» **Given exercise**:
Across the entries below, count the lines in which the word "dead" occurs. Reply with the count alone.

###

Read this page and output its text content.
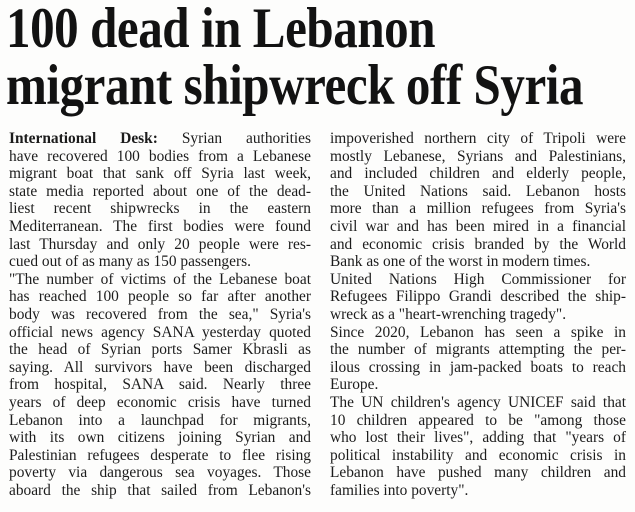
100 dead in Lebanon
migrant shipwreck off Syria
International Desk: Syrian authorities
have recovered 100 bodies from a Lebanese
migrant boat that sank off Syria last week,
state media reported about one of the dead-
liest recent shipwrecks in the eastern
Mediterranean. The first bodies were found
last Thursday and only 20 people were res-
cued out of as many as 150 passengers.
"The number of victims of the Lebanese boat
has reached 100 people so far after another
body was recovered from the sea," Syria's
official news agency SANA yesterday quoted
the head of Syrian ports Samer Kbrasli as
saying. All survivors have been discharged
from hospital, SANA said. Nearly three
years of deep economic crisis have turned
Lebanon into a launchpad for migrants,
with its own citizens joining Syrian and
Palestinian refugees desperate to flee rising
poverty via dangerous sea voyages. Those
aboard the ship that sailed from Lebanon's
impoverished northern city of Tripoli were
mostly Lebanese, Syrians and Palestinians,
and included children and elderly people,
the United Nations said. Lebanon hosts
more than a million refugees from Syria's
civil war and has been mired in a financial
and economic crisis branded by the World
Bank as one of the worst in modern times.
United Nations High Commissioner for
Refugees Filippo Grandi described the ship-
wreck as a "heart-wrenching tragedy".
Since 2020, Lebanon has seen a spike in
the number of migrants attempting the per-
ilous crossing in jam-packed boats to reach
Europe.
The UN children's agency UNICEF said that
10 children appeared to be "among those
who lost their lives", adding that "years of
political instability and economic crisis in
Lebanon have pushed many children and
families into poverty".
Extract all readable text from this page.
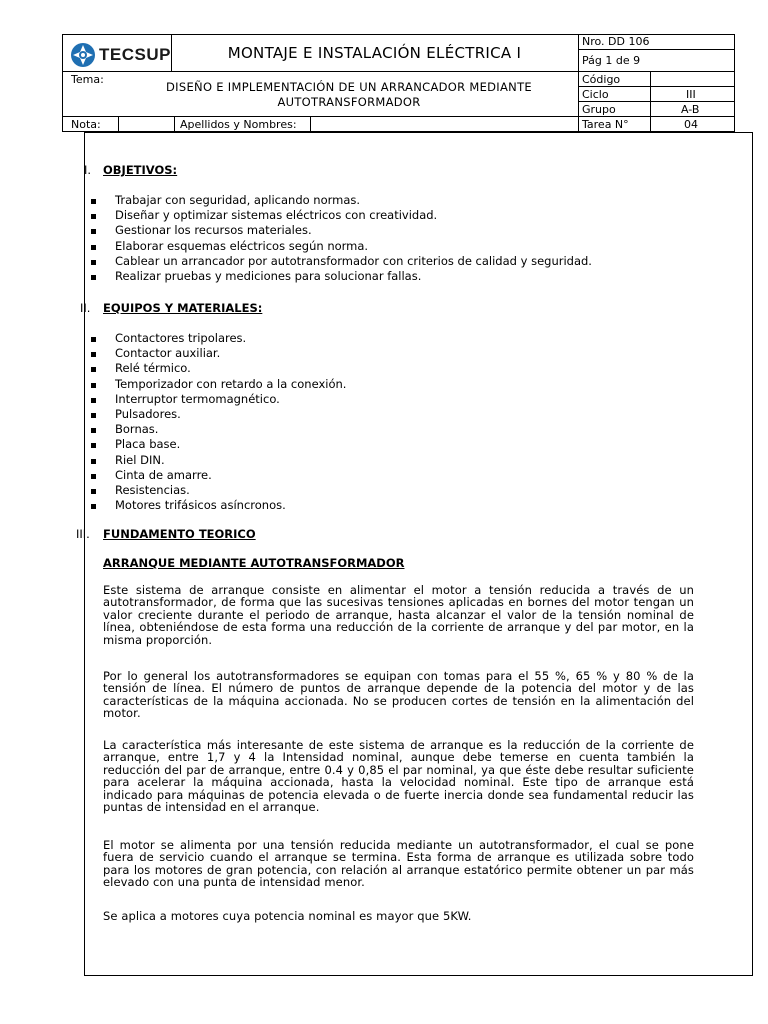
TECSUP	MONTAJE E INSTALACIÓN ELÉCTRICA I
Tema:
DISEÑO E IMPLEMENTACIÓN DE UN ARRANCADOR MEDIANTE
AUTOTRANSFORMADOR
Nota:	Apellidos y Nombres:
Nro. DD 106
Pág 1 de 9
Código
Ciclo	III
Grupo	A-B
Tarea N°	04
I. OBJETIVOS:
Trabajar con seguridad, aplicando normas.
Diseñar y optimizar sistemas eléctricos con creatividad.
Gestionar los recursos materiales.
Elaborar esquemas eléctricos según norma.
Cablear un arrancador por autotransformador con criterios de calidad y seguridad.
Realizar pruebas y mediciones para solucionar fallas.
II. EQUIPOS Y MATERIALES:
Contactores tripolares.
Contactor auxiliar.
Relé térmico.
Temporizador con retardo a la conexión.
Interruptor termomagnético.
Pulsadores.
Bornas.
Placa base.
Riel DIN.
Cinta de amarre.
Resistencias.
Motores trifásicos asíncronos.
III. FUNDAMENTO TEORICO
ARRANQUE MEDIANTE AUTOTRANSFORMADOR

Este sistema de arranque consiste en alimentar el motor a tensión reducida a través de un autotransformador, de forma que las sucesivas tensiones aplicadas en bornes del motor tengan un valor creciente durante el periodo de arranque, hasta alcanzar el valor de la tensión nominal de línea, obteniéndose de esta forma una reducción de la corriente de arranque y del par motor, en la misma proporción.

Por lo general los autotransformadores se equipan con tomas para el 55 %, 65 % y 80 % de la tensión de línea. El número de puntos de arranque depende de la potencia del motor y de las características de la máquina accionada. No se producen cortes de tensión en la alimentación del motor.

La característica más interesante de este sistema de arranque es la reducción de la corriente de arranque, entre 1,7 y 4 la Intensidad nominal, aunque debe temerse en cuenta también la reducción del par de arranque, entre 0.4 y 0,85 el par nominal, ya que éste debe resultar suficiente para acelerar la máquina accionada, hasta la velocidad nominal. Este tipo de arranque está indicado para máquinas de potencia elevada o de fuerte inercia donde sea fundamental reducir las puntas de intensidad en el arranque.

El motor se alimenta por una tensión reducida mediante un autotransformador, el cual se pone fuera de servicio cuando el arranque se termina. Esta forma de arranque es utilizada sobre todo para los motores de gran potencia, con relación al arranque estatórico permite obtener un par más elevado con una punta de intensidad menor.

Se aplica a motores cuya potencia nominal es mayor que 5KW.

###

» **Exercise output**:
2